((

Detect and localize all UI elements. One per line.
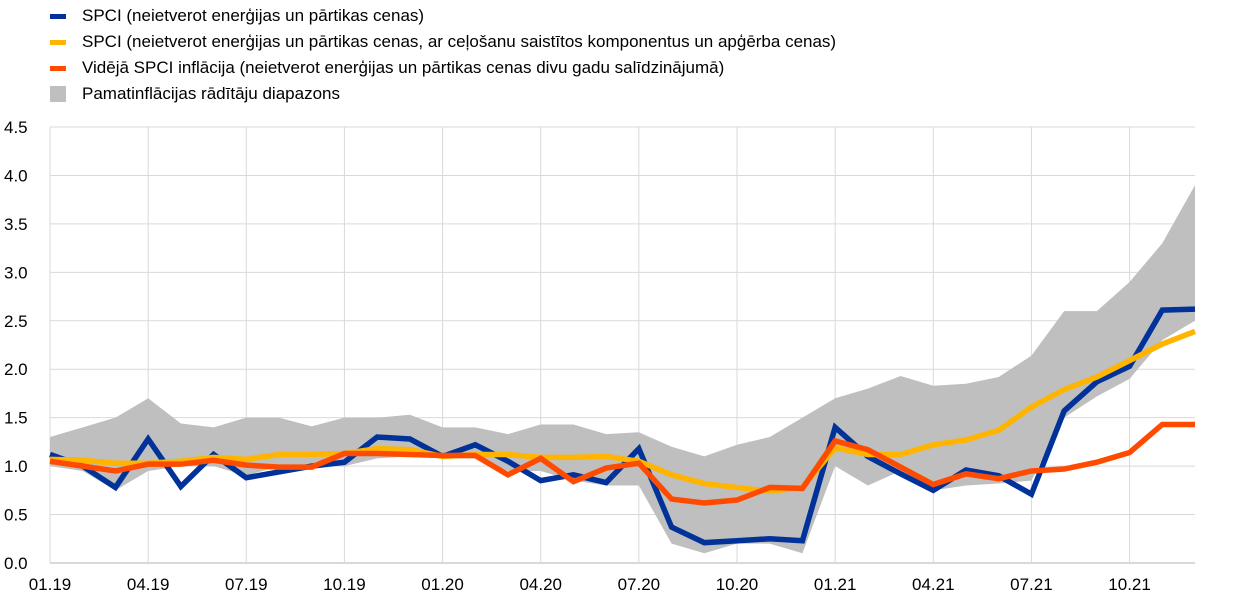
legend-swatch	[50, 86, 66, 102]
legend-label: Vidējā SPCI inflācija (neietverot enerģi…	[82, 58, 725, 77]
y-tick-label: 3.5	[4, 215, 28, 234]
series-lines	[49, 306, 1196, 546]
gridlines	[49, 126, 1195, 564]
x-tick-label: 10.20	[716, 575, 759, 594]
x-tick-label: 04.19	[127, 575, 170, 594]
legend-item-average: Vidējā SPCI inflācija (neietverot enerģi…	[50, 55, 836, 81]
legend-swatch	[50, 39, 66, 45]
y-tick-label: 2.0	[4, 360, 28, 379]
x-tick-label: 04.21	[912, 575, 955, 594]
y-tick-label: 4.5	[4, 118, 28, 137]
average-spci-line	[49, 421, 1195, 506]
y-tick-label: 0.0	[4, 554, 28, 573]
legend-label: SPCI (neietverot enerģijas un pārtikas c…	[82, 32, 837, 51]
x-tick-label: 01.21	[814, 575, 857, 594]
x-tick-label: 04.20	[519, 575, 562, 594]
y-tick-label: 1.0	[4, 457, 28, 476]
spci-excl-travel-clothing-line	[49, 328, 1196, 495]
x-tick-label: 07.19	[225, 575, 268, 594]
y-axis: 0.0 0.5 1.0 1.5 2.0 2.5 3.0 3.5 4.0 4.5	[4, 118, 28, 573]
legend-swatch	[50, 65, 66, 71]
y-tick-label: 3.0	[4, 263, 28, 282]
x-tick-label: 10.19	[323, 575, 366, 594]
x-tick-label: 01.19	[29, 575, 72, 594]
y-tick-label: 1.5	[4, 409, 28, 428]
legend-swatch	[50, 13, 66, 19]
legend-item-spci: SPCI (neietverot enerģijas un pārtikas c…	[50, 3, 836, 29]
legend-label: Pamatinflācijas rādītāju diapazons	[82, 84, 340, 103]
x-tick-label: 10.21	[1108, 575, 1151, 594]
y-tick-label: 4.0	[4, 166, 28, 185]
x-tick-label: 01.20	[421, 575, 464, 594]
legend-item-spci-excl: SPCI (neietverot enerģijas un pārtikas c…	[50, 29, 836, 55]
legend: SPCI (neietverot enerģijas un pārtikas c…	[50, 3, 836, 107]
legend-label: SPCI (neietverot enerģijas un pārtikas c…	[82, 6, 425, 25]
x-tick-label: 07.21	[1010, 575, 1053, 594]
legend-item-range: Pamatinflācijas rādītāju diapazons	[50, 81, 836, 107]
y-tick-label: 0.5	[4, 506, 28, 525]
y-tick-label: 2.5	[4, 312, 28, 331]
x-axis: 01.19 04.19 07.19 10.19 01.20 04.20 07.20 10.20…	[29, 575, 1151, 594]
x-tick-label: 07.20	[618, 575, 661, 594]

))

▶ What to produce: Please quote the listing word for word, starting at the line containing "86, 66, 102]" and ending after the line containing "legend-item-spci-excl: SPCI (neietverot".

▶ Correct result:
legend-swatch	[50, 86, 66, 102]
legend-label: Vidējā SPCI inflācija (neietverot enerģi…	[82, 58, 725, 77]
y-tick-label: 3.5	[4, 215, 28, 234]
series-lines	[49, 306, 1196, 546]
gridlines	[49, 126, 1195, 564]
x-tick-label: 10.20	[716, 575, 759, 594]
x-tick-label: 04.19	[127, 575, 170, 594]
legend-item-average: Vidējā SPCI inflācija (neietverot enerģi…	[50, 55, 836, 81]
legend-swatch	[50, 39, 66, 45]
y-tick-label: 2.0	[4, 360, 28, 379]
x-tick-label: 04.21	[912, 575, 955, 594]
y-tick-label: 4.5	[4, 118, 28, 137]
average-spci-line	[49, 421, 1195, 506]
y-tick-label: 0.0	[4, 554, 28, 573]
legend-label: SPCI (neietverot enerģijas un pārtikas c…	[82, 32, 837, 51]
x-tick-label: 01.21	[814, 575, 857, 594]
x-tick-label: 04.20	[519, 575, 562, 594]
y-tick-label: 1.0	[4, 457, 28, 476]
spci-excl-travel-clothing-line	[49, 328, 1196, 495]
x-tick-label: 07.19	[225, 575, 268, 594]
y-axis: 0.0 0.5 1.0 1.5 2.0 2.5 3.0 3.5 4.0 4.5	[4, 118, 28, 573]
legend-swatch	[50, 65, 66, 71]
y-tick-label: 3.0	[4, 263, 28, 282]
x-tick-label: 10.19	[323, 575, 366, 594]
x-tick-label: 01.19	[29, 575, 72, 594]
y-tick-label: 1.5	[4, 409, 28, 428]
legend-swatch	[50, 13, 66, 19]
legend-item-spci: SPCI (neietverot enerģijas un pārtikas c…	[50, 3, 836, 29]
legend-label: Pamatinflācijas rādītāju diapazons	[82, 84, 340, 103]
x-tick-label: 10.21	[1108, 575, 1151, 594]
y-tick-label: 4.0	[4, 166, 28, 185]
x-tick-label: 01.20	[421, 575, 464, 594]
legend-item-spci-excl: SPCI (neietverot enerģijas un pārtikas c…	[50, 29, 836, 55]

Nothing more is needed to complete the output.